---- RECORDS SUPPLIED

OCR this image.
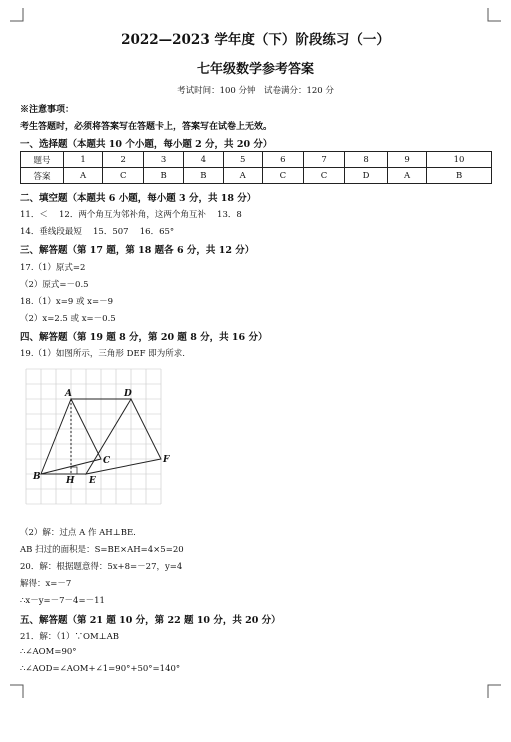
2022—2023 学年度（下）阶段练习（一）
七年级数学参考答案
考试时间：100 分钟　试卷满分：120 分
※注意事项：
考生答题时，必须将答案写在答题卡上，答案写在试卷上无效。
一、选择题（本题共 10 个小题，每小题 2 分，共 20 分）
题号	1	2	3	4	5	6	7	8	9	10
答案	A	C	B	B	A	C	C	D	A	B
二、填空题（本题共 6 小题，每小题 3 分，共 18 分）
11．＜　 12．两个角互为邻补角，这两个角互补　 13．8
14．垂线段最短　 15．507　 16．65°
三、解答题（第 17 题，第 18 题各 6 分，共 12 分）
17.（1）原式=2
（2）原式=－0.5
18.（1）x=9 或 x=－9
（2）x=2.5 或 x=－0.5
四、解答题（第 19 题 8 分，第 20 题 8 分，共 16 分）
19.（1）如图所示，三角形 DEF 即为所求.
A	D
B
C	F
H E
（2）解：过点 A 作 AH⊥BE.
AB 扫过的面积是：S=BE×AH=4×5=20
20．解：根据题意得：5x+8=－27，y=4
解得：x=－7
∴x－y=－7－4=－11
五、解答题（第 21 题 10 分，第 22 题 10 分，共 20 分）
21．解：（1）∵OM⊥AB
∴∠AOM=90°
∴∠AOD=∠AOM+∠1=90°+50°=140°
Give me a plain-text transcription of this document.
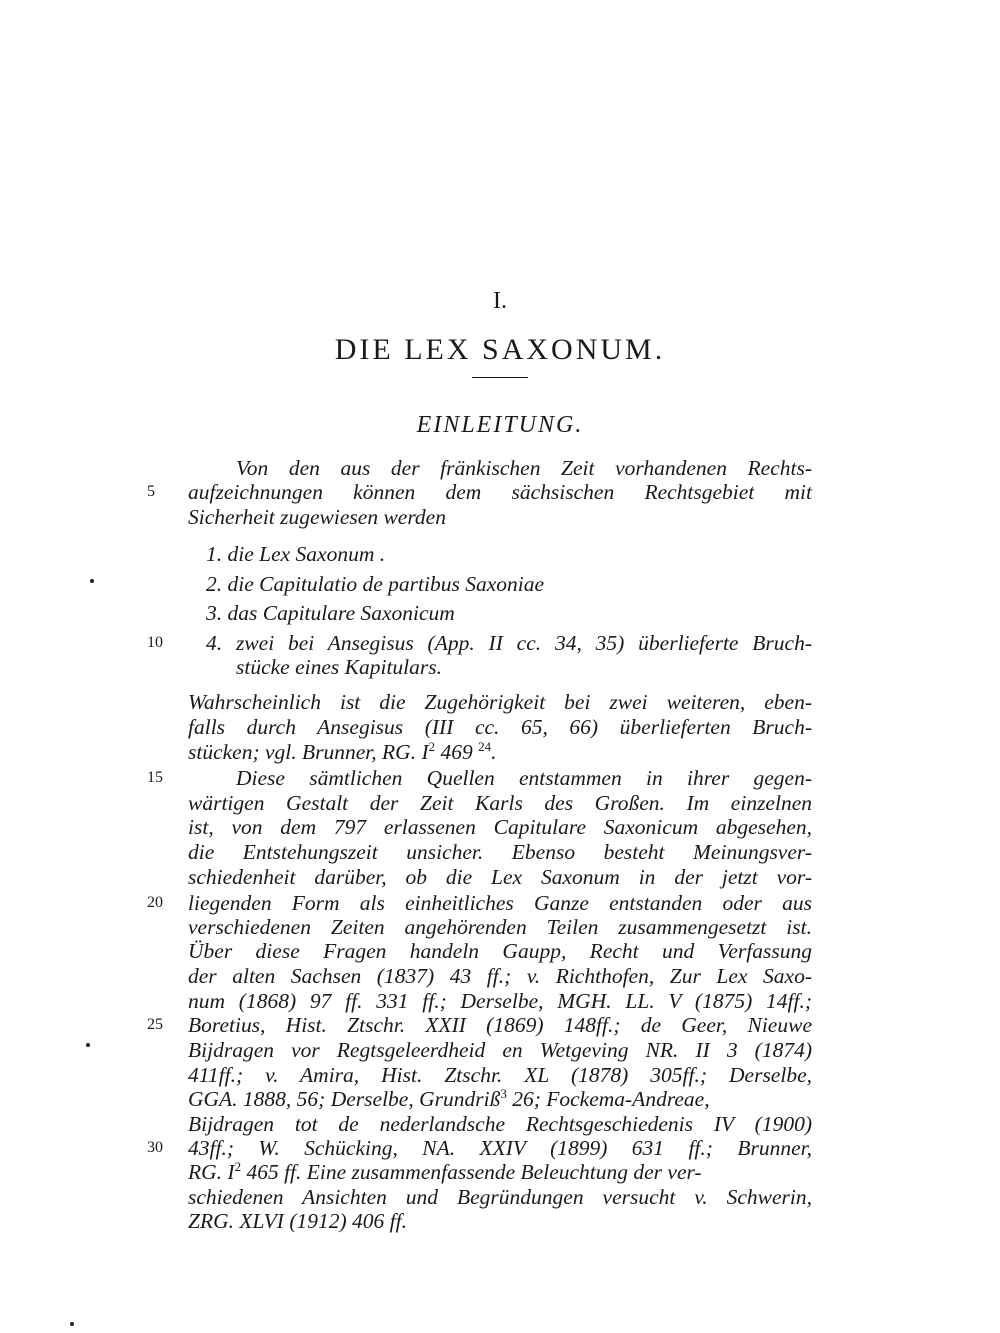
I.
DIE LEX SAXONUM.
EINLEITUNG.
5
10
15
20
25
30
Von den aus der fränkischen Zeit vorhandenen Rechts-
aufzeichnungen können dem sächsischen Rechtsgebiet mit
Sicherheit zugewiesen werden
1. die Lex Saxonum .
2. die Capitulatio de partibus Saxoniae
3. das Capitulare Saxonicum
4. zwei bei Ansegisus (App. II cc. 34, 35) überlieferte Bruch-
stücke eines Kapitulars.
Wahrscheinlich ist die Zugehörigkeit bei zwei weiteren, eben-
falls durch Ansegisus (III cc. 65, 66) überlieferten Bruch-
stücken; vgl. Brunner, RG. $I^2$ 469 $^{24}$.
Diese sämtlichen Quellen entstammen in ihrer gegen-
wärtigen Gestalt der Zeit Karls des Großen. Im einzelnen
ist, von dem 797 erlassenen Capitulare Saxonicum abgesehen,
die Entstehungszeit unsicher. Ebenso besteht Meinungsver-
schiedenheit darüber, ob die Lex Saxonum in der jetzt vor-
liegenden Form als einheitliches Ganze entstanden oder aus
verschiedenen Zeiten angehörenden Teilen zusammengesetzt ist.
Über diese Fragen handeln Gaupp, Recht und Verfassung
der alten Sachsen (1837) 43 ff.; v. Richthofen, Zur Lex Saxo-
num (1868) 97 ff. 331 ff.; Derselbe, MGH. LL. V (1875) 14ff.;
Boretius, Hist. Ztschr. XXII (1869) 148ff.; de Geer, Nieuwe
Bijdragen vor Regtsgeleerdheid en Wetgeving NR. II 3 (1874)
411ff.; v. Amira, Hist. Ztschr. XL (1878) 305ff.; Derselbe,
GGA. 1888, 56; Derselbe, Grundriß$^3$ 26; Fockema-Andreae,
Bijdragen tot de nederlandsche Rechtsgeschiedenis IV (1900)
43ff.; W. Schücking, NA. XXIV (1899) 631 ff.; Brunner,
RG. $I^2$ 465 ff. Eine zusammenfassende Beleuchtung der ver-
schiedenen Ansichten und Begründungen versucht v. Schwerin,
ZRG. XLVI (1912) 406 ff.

--------

:: PROBLEM ::
Every line is to be duplicated exactly, though pictures stay out.

:: COMPLETE OUTPUT ::
OCR this image.
2022—2023 学年度（下）阶段练习（一）
七年级数学参考答案
考试时间：100 分钟　试卷满分：120 分
※注意事项：
考生答题时，必须将答案写在答题卡上，答案写在试卷上无效。
一、选择题（本题共 10 个小题，每小题 2 分，共 20 分）
题号	1	2	3	4	5	6	7	8	9	10
答案	A	C	B	B	A	C	C	D	A	B
二、填空题（本题共 6 小题，每小题 3 分，共 18 分）
11．＜　 12．两个角互为邻补角，这两个角互补　 13．8
14．垂线段最短　 15．507　 16．65°
三、解答题（第 17 题，第 18 题各 6 分，共 12 分）
17.（1）原式=2
（2）原式=－0.5
18.（1）x=9 或 x=－9
（2）x=2.5 或 x=－0.5
四、解答题（第 19 题 8 分，第 20 题 8 分，共 16 分）
19.（1）如图所示，三角形 DEF 即为所求.
A	D
B
C	F
H E
（2）解：过点 A 作 AH⊥BE.
AB 扫过的面积是：S=BE×AH=4×5=20
20．解：根据题意得：5x+8=－27，y=4
解得：x=－7
∴x－y=－7－4=－11
五、解答题（第 21 题 10 分，第 22 题 10 分，共 20 分）
21．解：（1）∵OM⊥AB
∴∠AOM=90°
∴∠AOD=∠AOM+∠1=90°+50°=140°
Give me a plain-text transcription of this document.
I.
DIE LEX SAXONUM.
EINLEITUNG.
5
10
15
20
25
30
Von den aus der fränkischen Zeit vorhandenen Rechts-
aufzeichnungen können dem sächsischen Rechtsgebiet mit
Sicherheit zugewiesen werden
1. die Lex Saxonum .
2. die Capitulatio de partibus Saxoniae
3. das Capitulare Saxonicum
4. zwei bei Ansegisus (App. II cc. 34, 35) überlieferte Bruch-
stücke eines Kapitulars.
Wahrscheinlich ist die Zugehörigkeit bei zwei weiteren, eben-
falls durch Ansegisus (III cc. 65, 66) überlieferten Bruch-
stücken; vgl. Brunner, RG. $I^2$ 469 $^{24}$.
Diese sämtlichen Quellen entstammen in ihrer gegen-
wärtigen Gestalt der Zeit Karls des Großen. Im einzelnen
ist, von dem 797 erlassenen Capitulare Saxonicum abgesehen,
die Entstehungszeit unsicher. Ebenso besteht Meinungsver-
schiedenheit darüber, ob die Lex Saxonum in der jetzt vor-
liegenden Form als einheitliches Ganze entstanden oder aus
verschiedenen Zeiten angehörenden Teilen zusammengesetzt ist.
Über diese Fragen handeln Gaupp, Recht und Verfassung
der alten Sachsen (1837) 43 ff.; v. Richthofen, Zur Lex Saxo-
num (1868) 97 ff. 331 ff.; Derselbe, MGH. LL. V (1875) 14ff.;
Boretius, Hist. Ztschr. XXII (1869) 148ff.; de Geer, Nieuwe
Bijdragen vor Regtsgeleerdheid en Wetgeving NR. II 3 (1874)
411ff.; v. Amira, Hist. Ztschr. XL (1878) 305ff.; Derselbe,
GGA. 1888, 56; Derselbe, Grundriß$^3$ 26; Fockema-Andreae,
Bijdragen tot de nederlandsche Rechtsgeschiedenis IV (1900)
43ff.; W. Schücking, NA. XXIV (1899) 631 ff.; Brunner,
RG. $I^2$ 465 ff. Eine zusammenfassende Beleuchtung der ver-
schiedenen Ansichten und Begründungen versucht v. Schwerin,
ZRG. XLVI (1912) 406 ff.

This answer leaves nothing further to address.